§ Task directions
Retype all of the entries word for word.

━━━ Data entries

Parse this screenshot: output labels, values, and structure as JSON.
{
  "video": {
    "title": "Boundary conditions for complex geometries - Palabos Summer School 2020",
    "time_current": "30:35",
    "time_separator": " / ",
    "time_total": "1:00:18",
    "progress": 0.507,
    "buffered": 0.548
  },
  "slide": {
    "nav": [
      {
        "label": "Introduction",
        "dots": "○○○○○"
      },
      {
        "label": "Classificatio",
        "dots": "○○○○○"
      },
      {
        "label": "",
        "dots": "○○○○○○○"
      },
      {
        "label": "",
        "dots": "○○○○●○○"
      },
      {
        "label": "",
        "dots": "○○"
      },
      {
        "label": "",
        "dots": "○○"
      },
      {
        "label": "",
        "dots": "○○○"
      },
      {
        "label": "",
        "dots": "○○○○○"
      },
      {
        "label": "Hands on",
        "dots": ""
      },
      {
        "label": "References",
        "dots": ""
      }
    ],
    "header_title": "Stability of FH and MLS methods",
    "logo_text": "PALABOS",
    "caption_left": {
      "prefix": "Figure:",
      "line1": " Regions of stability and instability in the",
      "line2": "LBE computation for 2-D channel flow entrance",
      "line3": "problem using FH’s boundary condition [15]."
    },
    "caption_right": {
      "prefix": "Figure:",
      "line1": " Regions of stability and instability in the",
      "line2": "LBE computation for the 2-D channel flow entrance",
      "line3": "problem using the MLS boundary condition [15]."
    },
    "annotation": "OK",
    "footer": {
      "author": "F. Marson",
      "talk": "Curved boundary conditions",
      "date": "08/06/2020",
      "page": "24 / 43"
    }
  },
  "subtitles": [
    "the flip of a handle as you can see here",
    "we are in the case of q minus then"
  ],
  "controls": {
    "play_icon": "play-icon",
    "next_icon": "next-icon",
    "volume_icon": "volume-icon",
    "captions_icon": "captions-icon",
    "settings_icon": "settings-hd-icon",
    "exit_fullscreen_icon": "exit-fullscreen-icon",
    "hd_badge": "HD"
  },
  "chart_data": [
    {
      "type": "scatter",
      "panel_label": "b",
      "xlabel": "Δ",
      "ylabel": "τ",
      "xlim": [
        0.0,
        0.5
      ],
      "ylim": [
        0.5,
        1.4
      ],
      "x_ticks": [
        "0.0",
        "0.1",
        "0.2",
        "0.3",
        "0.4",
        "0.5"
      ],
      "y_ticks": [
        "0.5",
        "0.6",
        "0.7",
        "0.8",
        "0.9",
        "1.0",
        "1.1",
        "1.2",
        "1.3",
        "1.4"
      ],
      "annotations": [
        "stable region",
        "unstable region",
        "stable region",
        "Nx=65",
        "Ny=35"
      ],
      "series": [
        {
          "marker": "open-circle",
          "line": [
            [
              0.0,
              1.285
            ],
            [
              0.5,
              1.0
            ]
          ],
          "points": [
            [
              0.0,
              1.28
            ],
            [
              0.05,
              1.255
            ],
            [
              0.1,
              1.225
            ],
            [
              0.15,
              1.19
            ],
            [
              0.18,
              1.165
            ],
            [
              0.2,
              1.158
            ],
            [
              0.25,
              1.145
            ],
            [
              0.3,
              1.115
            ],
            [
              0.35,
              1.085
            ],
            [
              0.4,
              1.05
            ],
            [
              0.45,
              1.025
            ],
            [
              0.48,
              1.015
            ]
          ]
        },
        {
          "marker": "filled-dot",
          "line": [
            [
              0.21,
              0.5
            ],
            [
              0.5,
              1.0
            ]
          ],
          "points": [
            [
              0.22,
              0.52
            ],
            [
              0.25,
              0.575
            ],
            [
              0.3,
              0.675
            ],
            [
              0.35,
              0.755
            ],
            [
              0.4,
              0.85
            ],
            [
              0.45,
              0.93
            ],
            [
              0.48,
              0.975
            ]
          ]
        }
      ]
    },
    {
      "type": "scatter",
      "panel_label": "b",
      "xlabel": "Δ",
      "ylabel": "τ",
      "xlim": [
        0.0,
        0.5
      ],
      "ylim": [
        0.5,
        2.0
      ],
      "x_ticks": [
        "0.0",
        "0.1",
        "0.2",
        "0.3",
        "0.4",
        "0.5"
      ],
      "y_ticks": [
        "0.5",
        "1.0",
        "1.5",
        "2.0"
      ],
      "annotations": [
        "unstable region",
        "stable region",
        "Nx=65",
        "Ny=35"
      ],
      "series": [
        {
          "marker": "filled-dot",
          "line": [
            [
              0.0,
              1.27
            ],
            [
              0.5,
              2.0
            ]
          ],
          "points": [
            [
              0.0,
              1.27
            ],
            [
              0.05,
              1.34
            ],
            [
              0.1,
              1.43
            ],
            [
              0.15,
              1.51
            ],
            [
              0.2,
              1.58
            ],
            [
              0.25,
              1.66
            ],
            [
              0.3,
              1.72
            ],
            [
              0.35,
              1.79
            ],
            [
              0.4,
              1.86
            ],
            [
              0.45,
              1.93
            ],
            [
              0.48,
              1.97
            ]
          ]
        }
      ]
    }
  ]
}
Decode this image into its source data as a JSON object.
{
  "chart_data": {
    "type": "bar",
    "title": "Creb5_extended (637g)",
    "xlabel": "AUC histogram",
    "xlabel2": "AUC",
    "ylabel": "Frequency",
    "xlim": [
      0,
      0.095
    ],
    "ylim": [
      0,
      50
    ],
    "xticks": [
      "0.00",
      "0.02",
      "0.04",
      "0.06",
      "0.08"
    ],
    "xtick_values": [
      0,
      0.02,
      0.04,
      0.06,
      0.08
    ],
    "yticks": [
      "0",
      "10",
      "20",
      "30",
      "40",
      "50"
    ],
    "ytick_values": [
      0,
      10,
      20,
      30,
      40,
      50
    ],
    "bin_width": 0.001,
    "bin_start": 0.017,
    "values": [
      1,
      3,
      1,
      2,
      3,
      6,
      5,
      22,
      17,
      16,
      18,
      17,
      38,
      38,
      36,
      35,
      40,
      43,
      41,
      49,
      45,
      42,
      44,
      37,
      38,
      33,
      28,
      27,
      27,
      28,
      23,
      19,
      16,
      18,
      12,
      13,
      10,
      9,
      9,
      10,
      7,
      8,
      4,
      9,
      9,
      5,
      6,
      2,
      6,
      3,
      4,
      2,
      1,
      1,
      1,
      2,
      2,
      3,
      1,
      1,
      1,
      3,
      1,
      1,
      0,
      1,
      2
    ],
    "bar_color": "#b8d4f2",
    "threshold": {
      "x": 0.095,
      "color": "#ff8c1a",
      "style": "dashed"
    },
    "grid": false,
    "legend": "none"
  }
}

━━━━━━

§ Solution to the exercise
Parse this screenshot: output labels, values, and structure as JSON.
{
  "video": {
    "title": "Boundary conditions for complex geometries - Palabos Summer School 2020",
    "time_current": "30:35",
    "time_separator": " / ",
    "time_total": "1:00:18",
    "progress": 0.507,
    "buffered": 0.548
  },
  "slide": {
    "nav": [
      {
        "label": "Introduction",
        "dots": "○○○○○"
      },
      {
        "label": "Classificatio",
        "dots": "○○○○○"
      },
      {
        "label": "",
        "dots": "○○○○○○○"
      },
      {
        "label": "",
        "dots": "○○○○●○○"
      },
      {
        "label": "",
        "dots": "○○"
      },
      {
        "label": "",
        "dots": "○○"
      },
      {
        "label": "",
        "dots": "○○○"
      },
      {
        "label": "",
        "dots": "○○○○○"
      },
      {
        "label": "Hands on",
        "dots": ""
      },
      {
        "label": "References",
        "dots": ""
      }
    ],
    "header_title": "Stability of FH and MLS methods",
    "logo_text": "PALABOS",
    "caption_left": {
      "prefix": "Figure:",
      "line1": " Regions of stability and instability in the",
      "line2": "LBE computation for 2-D channel flow entrance",
      "line3": "problem using FH’s boundary condition [15]."
    },
    "caption_right": {
      "prefix": "Figure:",
      "line1": " Regions of stability and instability in the",
      "line2": "LBE computation for the 2-D channel flow entrance",
      "line3": "problem using the MLS boundary condition [15]."
    },
    "annotation": "OK",
    "footer": {
      "author": "F. Marson",
      "talk": "Curved boundary conditions",
      "date": "08/06/2020",
      "page": "24 / 43"
    }
  },
  "subtitles": [
    "the flip of a handle as you can see here",
    "we are in the case of q minus then"
  ],
  "controls": {
    "play_icon": "play-icon",
    "next_icon": "next-icon",
    "volume_icon": "volume-icon",
    "captions_icon": "captions-icon",
    "settings_icon": "settings-hd-icon",
    "exit_fullscreen_icon": "exit-fullscreen-icon",
    "hd_badge": "HD"
  },
  "chart_data": [
    {
      "type": "scatter",
      "panel_label": "b",
      "xlabel": "Δ",
      "ylabel": "τ",
      "xlim": [
        0.0,
        0.5
      ],
      "ylim": [
        0.5,
        1.4
      ],
      "x_ticks": [
        "0.0",
        "0.1",
        "0.2",
        "0.3",
        "0.4",
        "0.5"
      ],
      "y_ticks": [
        "0.5",
        "0.6",
        "0.7",
        "0.8",
        "0.9",
        "1.0",
        "1.1",
        "1.2",
        "1.3",
        "1.4"
      ],
      "annotations": [
        "stable region",
        "unstable region",
        "stable region",
        "Nx=65",
        "Ny=35"
      ],
      "series": [
        {
          "marker": "open-circle",
          "line": [
            [
              0.0,
              1.285
            ],
            [
              0.5,
              1.0
            ]
          ],
          "points": [
            [
              0.0,
              1.28
            ],
            [
              0.05,
              1.255
            ],
            [
              0.1,
              1.225
            ],
            [
              0.15,
              1.19
            ],
            [
              0.18,
              1.165
            ],
            [
              0.2,
              1.158
            ],
            [
              0.25,
              1.145
            ],
            [
              0.3,
              1.115
            ],
            [
              0.35,
              1.085
            ],
            [
              0.4,
              1.05
            ],
            [
              0.45,
              1.025
            ],
            [
              0.48,
              1.015
            ]
          ]
        },
        {
          "marker": "filled-dot",
          "line": [
            [
              0.21,
              0.5
            ],
            [
              0.5,
              1.0
            ]
          ],
          "points": [
            [
              0.22,
              0.52
            ],
            [
              0.25,
              0.575
            ],
            [
              0.3,
              0.675
            ],
            [
              0.35,
              0.755
            ],
            [
              0.4,
              0.85
            ],
            [
              0.45,
              0.93
            ],
            [
              0.48,
              0.975
            ]
          ]
        }
      ]
    },
    {
      "type": "scatter",
      "panel_label": "b",
      "xlabel": "Δ",
      "ylabel": "τ",
      "xlim": [
        0.0,
        0.5
      ],
      "ylim": [
        0.5,
        2.0
      ],
      "x_ticks": [
        "0.0",
        "0.1",
        "0.2",
        "0.3",
        "0.4",
        "0.5"
      ],
      "y_ticks": [
        "0.5",
        "1.0",
        "1.5",
        "2.0"
      ],
      "annotations": [
        "unstable region",
        "stable region",
        "Nx=65",
        "Ny=35"
      ],
      "series": [
        {
          "marker": "filled-dot",
          "line": [
            [
              0.0,
              1.27
            ],
            [
              0.5,
              2.0
            ]
          ],
          "points": [
            [
              0.0,
              1.27
            ],
            [
              0.05,
              1.34
            ],
            [
              0.1,
              1.43
            ],
            [
              0.15,
              1.51
            ],
            [
              0.2,
              1.58
            ],
            [
              0.25,
              1.66
            ],
            [
              0.3,
              1.72
            ],
            [
              0.35,
              1.79
            ],
            [
              0.4,
              1.86
            ],
            [
              0.45,
              1.93
            ],
            [
              0.48,
              1.97
            ]
          ]
        }
      ]
    }
  ]
}
Decode this image into its source data as a JSON object.
{
  "chart_data": {
    "type": "bar",
    "title": "Creb5_extended (637g)",
    "xlabel": "AUC histogram",
    "xlabel2": "AUC",
    "ylabel": "Frequency",
    "xlim": [
      0,
      0.095
    ],
    "ylim": [
      0,
      50
    ],
    "xticks": [
      "0.00",
      "0.02",
      "0.04",
      "0.06",
      "0.08"
    ],
    "xtick_values": [
      0,
      0.02,
      0.04,
      0.06,
      0.08
    ],
    "yticks": [
      "0",
      "10",
      "20",
      "30",
      "40",
      "50"
    ],
    "ytick_values": [
      0,
      10,
      20,
      30,
      40,
      50
    ],
    "bin_width": 0.001,
    "bin_start": 0.017,
    "values": [
      1,
      3,
      1,
      2,
      3,
      6,
      5,
      22,
      17,
      16,
      18,
      17,
      38,
      38,
      36,
      35,
      40,
      43,
      41,
      49,
      45,
      42,
      44,
      37,
      38,
      33,
      28,
      27,
      27,
      28,
      23,
      19,
      16,
      18,
      12,
      13,
      10,
      9,
      9,
      10,
      7,
      8,
      4,
      9,
      9,
      5,
      6,
      2,
      6,
      3,
      4,
      2,
      1,
      1,
      1,
      2,
      2,
      3,
      1,
      1,
      1,
      3,
      1,
      1,
      0,
      1,
      2
    ],
    "bar_color": "#b8d4f2",
    "threshold": {
      "x": 0.095,
      "color": "#ff8c1a",
      "style": "dashed"
    },
    "grid": false,
    "legend": "none"
  }
}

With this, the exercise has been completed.